• _GIVEN RECORDS_:
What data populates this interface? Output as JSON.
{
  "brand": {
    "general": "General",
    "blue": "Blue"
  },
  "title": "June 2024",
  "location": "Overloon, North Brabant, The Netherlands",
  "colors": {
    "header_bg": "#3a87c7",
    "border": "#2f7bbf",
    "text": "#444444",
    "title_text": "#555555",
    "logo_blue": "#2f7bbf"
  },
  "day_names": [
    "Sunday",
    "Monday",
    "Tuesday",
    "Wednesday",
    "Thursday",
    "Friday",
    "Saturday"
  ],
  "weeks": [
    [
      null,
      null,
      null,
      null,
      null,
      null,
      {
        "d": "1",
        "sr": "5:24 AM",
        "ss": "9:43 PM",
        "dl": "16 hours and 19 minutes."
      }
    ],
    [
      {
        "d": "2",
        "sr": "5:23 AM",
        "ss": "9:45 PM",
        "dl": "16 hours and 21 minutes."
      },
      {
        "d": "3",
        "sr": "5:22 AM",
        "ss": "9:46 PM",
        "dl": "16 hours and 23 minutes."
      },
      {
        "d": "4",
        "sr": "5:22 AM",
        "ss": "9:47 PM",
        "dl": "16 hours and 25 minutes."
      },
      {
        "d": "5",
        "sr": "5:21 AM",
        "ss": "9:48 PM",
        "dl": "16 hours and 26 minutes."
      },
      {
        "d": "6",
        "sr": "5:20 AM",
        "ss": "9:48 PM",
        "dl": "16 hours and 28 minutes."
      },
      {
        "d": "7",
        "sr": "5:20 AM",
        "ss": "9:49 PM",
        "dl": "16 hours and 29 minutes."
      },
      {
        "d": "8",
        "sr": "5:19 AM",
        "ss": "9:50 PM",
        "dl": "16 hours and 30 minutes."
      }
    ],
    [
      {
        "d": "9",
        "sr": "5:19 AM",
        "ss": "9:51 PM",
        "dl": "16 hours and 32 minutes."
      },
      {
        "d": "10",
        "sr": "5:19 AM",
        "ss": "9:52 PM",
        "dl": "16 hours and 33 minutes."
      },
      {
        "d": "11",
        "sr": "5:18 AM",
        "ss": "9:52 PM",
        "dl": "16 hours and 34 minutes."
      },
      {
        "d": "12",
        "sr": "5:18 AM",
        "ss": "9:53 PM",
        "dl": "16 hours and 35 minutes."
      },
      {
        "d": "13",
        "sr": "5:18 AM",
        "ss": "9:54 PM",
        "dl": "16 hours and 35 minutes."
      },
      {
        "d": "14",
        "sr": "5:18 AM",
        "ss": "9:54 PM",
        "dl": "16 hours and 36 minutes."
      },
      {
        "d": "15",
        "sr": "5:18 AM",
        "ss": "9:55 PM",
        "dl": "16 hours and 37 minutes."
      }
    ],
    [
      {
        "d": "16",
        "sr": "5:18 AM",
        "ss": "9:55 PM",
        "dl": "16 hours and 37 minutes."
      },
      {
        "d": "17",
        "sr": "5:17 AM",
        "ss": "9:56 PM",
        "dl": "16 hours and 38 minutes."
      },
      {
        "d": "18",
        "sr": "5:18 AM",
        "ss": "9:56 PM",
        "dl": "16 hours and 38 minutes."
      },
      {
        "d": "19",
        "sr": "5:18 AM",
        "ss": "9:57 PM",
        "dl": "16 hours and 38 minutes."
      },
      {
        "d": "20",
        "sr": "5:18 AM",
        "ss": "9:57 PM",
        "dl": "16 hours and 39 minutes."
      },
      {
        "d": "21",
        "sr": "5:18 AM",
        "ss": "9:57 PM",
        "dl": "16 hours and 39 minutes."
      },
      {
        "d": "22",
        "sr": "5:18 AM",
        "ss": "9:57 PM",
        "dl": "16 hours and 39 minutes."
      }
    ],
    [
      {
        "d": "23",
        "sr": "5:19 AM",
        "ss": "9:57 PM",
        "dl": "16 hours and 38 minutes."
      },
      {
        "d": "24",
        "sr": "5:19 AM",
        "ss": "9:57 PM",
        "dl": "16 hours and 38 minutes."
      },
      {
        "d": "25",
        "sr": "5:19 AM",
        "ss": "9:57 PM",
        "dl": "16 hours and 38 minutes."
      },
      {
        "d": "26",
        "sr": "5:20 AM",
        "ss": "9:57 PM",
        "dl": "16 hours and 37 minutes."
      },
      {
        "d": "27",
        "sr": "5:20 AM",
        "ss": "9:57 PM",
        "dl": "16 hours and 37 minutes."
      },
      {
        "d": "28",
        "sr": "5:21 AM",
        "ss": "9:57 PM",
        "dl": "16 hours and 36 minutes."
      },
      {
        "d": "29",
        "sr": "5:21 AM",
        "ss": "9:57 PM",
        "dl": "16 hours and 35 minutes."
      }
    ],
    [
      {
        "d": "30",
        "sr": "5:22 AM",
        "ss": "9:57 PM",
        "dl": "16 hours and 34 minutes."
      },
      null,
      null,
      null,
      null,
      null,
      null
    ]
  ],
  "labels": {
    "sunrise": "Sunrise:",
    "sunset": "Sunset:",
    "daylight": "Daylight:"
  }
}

• _GIVEN INSTRUCTION_:
Every entry must be output again, exactly as written above.

• _ANSWER TO THIS TASK_:
What data populates this interface? Output as JSON.
{
  "brand": {
    "general": "General",
    "blue": "Blue"
  },
  "title": "June 2024",
  "location": "Overloon, North Brabant, The Netherlands",
  "colors": {
    "header_bg": "#3a87c7",
    "border": "#2f7bbf",
    "text": "#444444",
    "title_text": "#555555",
    "logo_blue": "#2f7bbf"
  },
  "day_names": [
    "Sunday",
    "Monday",
    "Tuesday",
    "Wednesday",
    "Thursday",
    "Friday",
    "Saturday"
  ],
  "weeks": [
    [
      null,
      null,
      null,
      null,
      null,
      null,
      {
        "d": "1",
        "sr": "5:24 AM",
        "ss": "9:43 PM",
        "dl": "16 hours and 19 minutes."
      }
    ],
    [
      {
        "d": "2",
        "sr": "5:23 AM",
        "ss": "9:45 PM",
        "dl": "16 hours and 21 minutes."
      },
      {
        "d": "3",
        "sr": "5:22 AM",
        "ss": "9:46 PM",
        "dl": "16 hours and 23 minutes."
      },
      {
        "d": "4",
        "sr": "5:22 AM",
        "ss": "9:47 PM",
        "dl": "16 hours and 25 minutes."
      },
      {
        "d": "5",
        "sr": "5:21 AM",
        "ss": "9:48 PM",
        "dl": "16 hours and 26 minutes."
      },
      {
        "d": "6",
        "sr": "5:20 AM",
        "ss": "9:48 PM",
        "dl": "16 hours and 28 minutes."
      },
      {
        "d": "7",
        "sr": "5:20 AM",
        "ss": "9:49 PM",
        "dl": "16 hours and 29 minutes."
      },
      {
        "d": "8",
        "sr": "5:19 AM",
        "ss": "9:50 PM",
        "dl": "16 hours and 30 minutes."
      }
    ],
    [
      {
        "d": "9",
        "sr": "5:19 AM",
        "ss": "9:51 PM",
        "dl": "16 hours and 32 minutes."
      },
      {
        "d": "10",
        "sr": "5:19 AM",
        "ss": "9:52 PM",
        "dl": "16 hours and 33 minutes."
      },
      {
        "d": "11",
        "sr": "5:18 AM",
        "ss": "9:52 PM",
        "dl": "16 hours and 34 minutes."
      },
      {
        "d": "12",
        "sr": "5:18 AM",
        "ss": "9:53 PM",
        "dl": "16 hours and 35 minutes."
      },
      {
        "d": "13",
        "sr": "5:18 AM",
        "ss": "9:54 PM",
        "dl": "16 hours and 35 minutes."
      },
      {
        "d": "14",
        "sr": "5:18 AM",
        "ss": "9:54 PM",
        "dl": "16 hours and 36 minutes."
      },
      {
        "d": "15",
        "sr": "5:18 AM",
        "ss": "9:55 PM",
        "dl": "16 hours and 37 minutes."
      }
    ],
    [
      {
        "d": "16",
        "sr": "5:18 AM",
        "ss": "9:55 PM",
        "dl": "16 hours and 37 minutes."
      },
      {
        "d": "17",
        "sr": "5:17 AM",
        "ss": "9:56 PM",
        "dl": "16 hours and 38 minutes."
      },
      {
        "d": "18",
        "sr": "5:18 AM",
        "ss": "9:56 PM",
        "dl": "16 hours and 38 minutes."
      },
      {
        "d": "19",
        "sr": "5:18 AM",
        "ss": "9:57 PM",
        "dl": "16 hours and 38 minutes."
      },
      {
        "d": "20",
        "sr": "5:18 AM",
        "ss": "9:57 PM",
        "dl": "16 hours and 39 minutes."
      },
      {
        "d": "21",
        "sr": "5:18 AM",
        "ss": "9:57 PM",
        "dl": "16 hours and 39 minutes."
      },
      {
        "d": "22",
        "sr": "5:18 AM",
        "ss": "9:57 PM",
        "dl": "16 hours and 39 minutes."
      }
    ],
    [
      {
        "d": "23",
        "sr": "5:19 AM",
        "ss": "9:57 PM",
        "dl": "16 hours and 38 minutes."
      },
      {
        "d": "24",
        "sr": "5:19 AM",
        "ss": "9:57 PM",
        "dl": "16 hours and 38 minutes."
      },
      {
        "d": "25",
        "sr": "5:19 AM",
        "ss": "9:57 PM",
        "dl": "16 hours and 38 minutes."
      },
      {
        "d": "26",
        "sr": "5:20 AM",
        "ss": "9:57 PM",
        "dl": "16 hours and 37 minutes."
      },
      {
        "d": "27",
        "sr": "5:20 AM",
        "ss": "9:57 PM",
        "dl": "16 hours and 37 minutes."
      },
      {
        "d": "28",
        "sr": "5:21 AM",
        "ss": "9:57 PM",
        "dl": "16 hours and 36 minutes."
      },
      {
        "d": "29",
        "sr": "5:21 AM",
        "ss": "9:57 PM",
        "dl": "16 hours and 35 minutes."
      }
    ],
    [
      {
        "d": "30",
        "sr": "5:22 AM",
        "ss": "9:57 PM",
        "dl": "16 hours and 34 minutes."
      },
      null,
      null,
      null,
      null,
      null,
      null
    ]
  ],
  "labels": {
    "sunrise": "Sunrise:",
    "sunset": "Sunset:",
    "daylight": "Daylight:"
  }
}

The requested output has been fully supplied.